**Aim of the task**.
Every record should be repeated exactly, except that pictures are left out.

-- start --

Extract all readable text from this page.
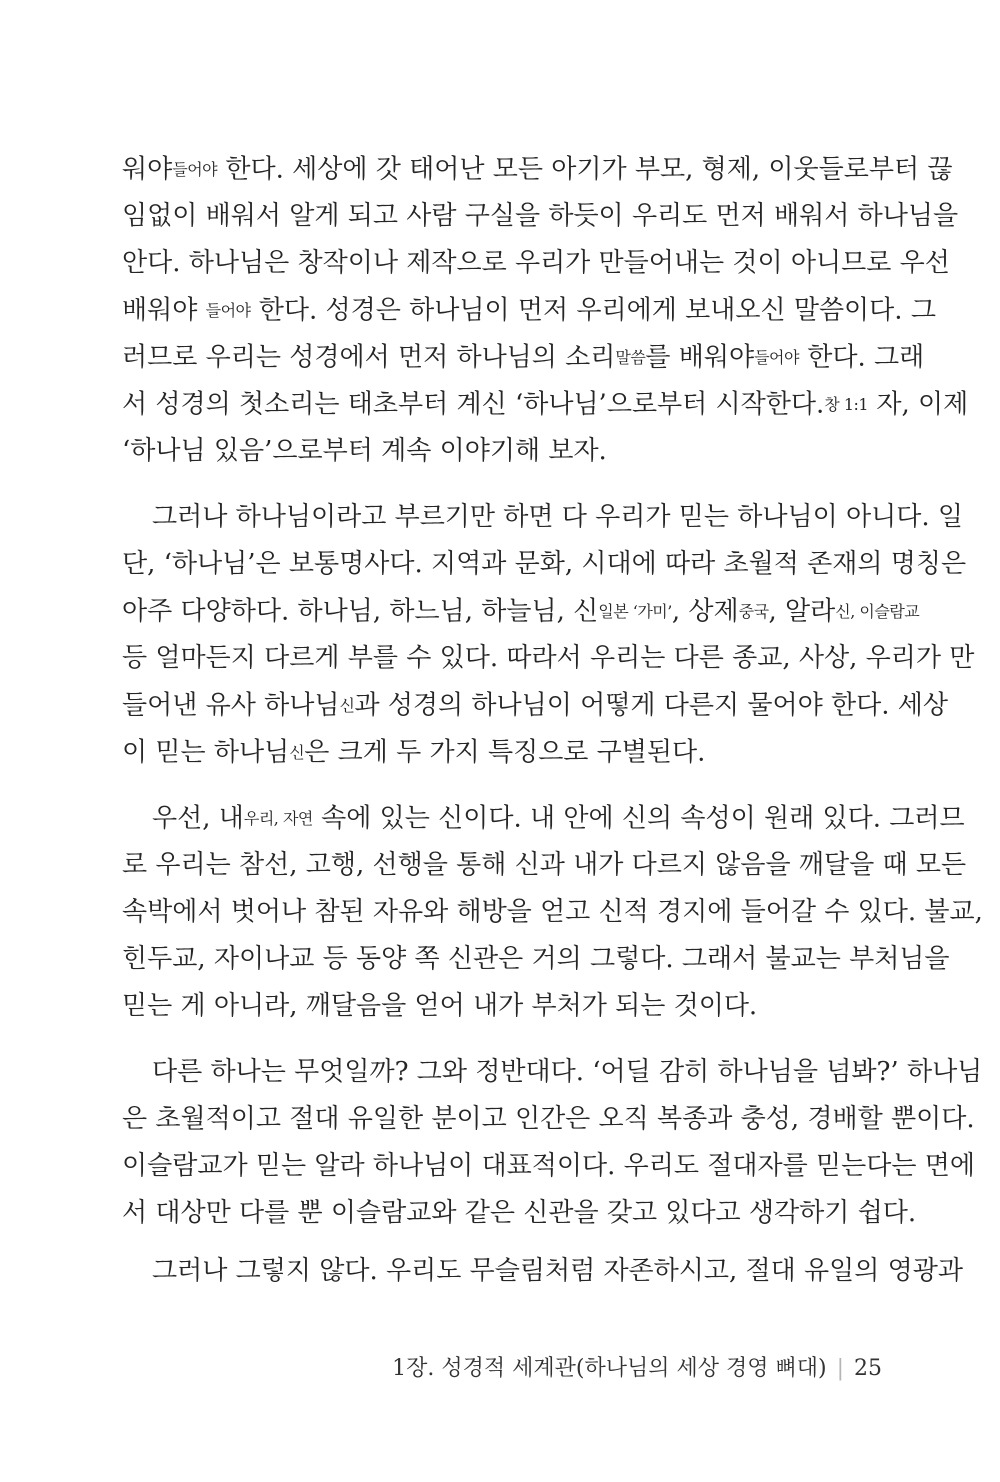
워야들어야 한다. 세상에 갓 태어난 모든 아기가 부모, 형제, 이웃들로부터 끊
임없이 배워서 알게 되고 사람 구실을 하듯이 우리도 먼저 배워서 하나님을
안다. 하나님은 창작이나 제작으로 우리가 만들어내는 것이 아니므로 우선
배워야 들어야 한다. 성경은 하나님이 먼저 우리에게 보내오신 말씀이다. 그
러므로 우리는 성경에서 먼저 하나님의 소리말씀를 배워야들어야 한다. 그래
서 성경의 첫소리는 태초부터 계신 ‘하나님’으로부터 시작한다.창 1:1 자, 이제
‘하나님 있음’으로부터 계속 이야기해 보자.
그러나 하나님이라고 부르기만 하면 다 우리가 믿는 하나님이 아니다. 일
단, ‘하나님’은 보통명사다. 지역과 문화, 시대에 따라 초월적 존재의 명칭은
아주 다양하다. 하나님, 하느님, 하늘님, 신일본 ‘가미’, 상제중국, 알라신, 이슬람교
등 얼마든지 다르게 부를 수 있다. 따라서 우리는 다른 종교, 사상, 우리가 만
들어낸 유사 하나님신과 성경의 하나님이 어떻게 다른지 물어야 한다. 세상
이 믿는 하나님신은 크게 두 가지 특징으로 구별된다.
우선, 내우리, 자연 속에 있는 신이다. 내 안에 신의 속성이 원래 있다. 그러므
로 우리는 참선, 고행, 선행을 통해 신과 내가 다르지 않음을 깨달을 때 모든
속박에서 벗어나 참된 자유와 해방을 얻고 신적 경지에 들어갈 수 있다. 불교,
힌두교, 자이나교 등 동양 쪽 신관은 거의 그렇다. 그래서 불교는 부처님을
믿는 게 아니라, 깨달음을 얻어 내가 부처가 되는 것이다.
다른 하나는 무엇일까? 그와 정반대다. ‘어딜 감히 하나님을 넘봐?’ 하나님
은 초월적이고 절대 유일한 분이고 인간은 오직 복종과 충성, 경배할 뿐이다.
이슬람교가 믿는 알라 하나님이 대표적이다. 우리도 절대자를 믿는다는 면에
서 대상만 다를 뿐 이슬람교와 같은 신관을 갖고 있다고 생각하기 쉽다.
그러나 그렇지 않다. 우리도 무슬림처럼 자존하시고, 절대 유일의 영광과
1장. 성경적 세계관(하나님의 세상 경영 뼈대) | 25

-- end --

**Task output**.
Extract all readable text from this page.
워야들어야 한다. 세상에 갓 태어난 모든 아기가 부모, 형제, 이웃들로부터 끊
임없이 배워서 알게 되고 사람 구실을 하듯이 우리도 먼저 배워서 하나님을
안다. 하나님은 창작이나 제작으로 우리가 만들어내는 것이 아니므로 우선
배워야 들어야 한다. 성경은 하나님이 먼저 우리에게 보내오신 말씀이다. 그
러므로 우리는 성경에서 먼저 하나님의 소리말씀를 배워야들어야 한다. 그래
서 성경의 첫소리는 태초부터 계신 ‘하나님’으로부터 시작한다.창 1:1 자, 이제
‘하나님 있음’으로부터 계속 이야기해 보자.
그러나 하나님이라고 부르기만 하면 다 우리가 믿는 하나님이 아니다. 일
단, ‘하나님’은 보통명사다. 지역과 문화, 시대에 따라 초월적 존재의 명칭은
아주 다양하다. 하나님, 하느님, 하늘님, 신일본 ‘가미’, 상제중국, 알라신, 이슬람교
등 얼마든지 다르게 부를 수 있다. 따라서 우리는 다른 종교, 사상, 우리가 만
들어낸 유사 하나님신과 성경의 하나님이 어떻게 다른지 물어야 한다. 세상
이 믿는 하나님신은 크게 두 가지 특징으로 구별된다.
우선, 내우리, 자연 속에 있는 신이다. 내 안에 신의 속성이 원래 있다. 그러므
로 우리는 참선, 고행, 선행을 통해 신과 내가 다르지 않음을 깨달을 때 모든
속박에서 벗어나 참된 자유와 해방을 얻고 신적 경지에 들어갈 수 있다. 불교,
힌두교, 자이나교 등 동양 쪽 신관은 거의 그렇다. 그래서 불교는 부처님을
믿는 게 아니라, 깨달음을 얻어 내가 부처가 되는 것이다.
다른 하나는 무엇일까? 그와 정반대다. ‘어딜 감히 하나님을 넘봐?’ 하나님
은 초월적이고 절대 유일한 분이고 인간은 오직 복종과 충성, 경배할 뿐이다.
이슬람교가 믿는 알라 하나님이 대표적이다. 우리도 절대자를 믿는다는 면에
서 대상만 다를 뿐 이슬람교와 같은 신관을 갖고 있다고 생각하기 쉽다.
그러나 그렇지 않다. 우리도 무슬림처럼 자존하시고, 절대 유일의 영광과
1장. 성경적 세계관(하나님의 세상 경영 뼈대) | 25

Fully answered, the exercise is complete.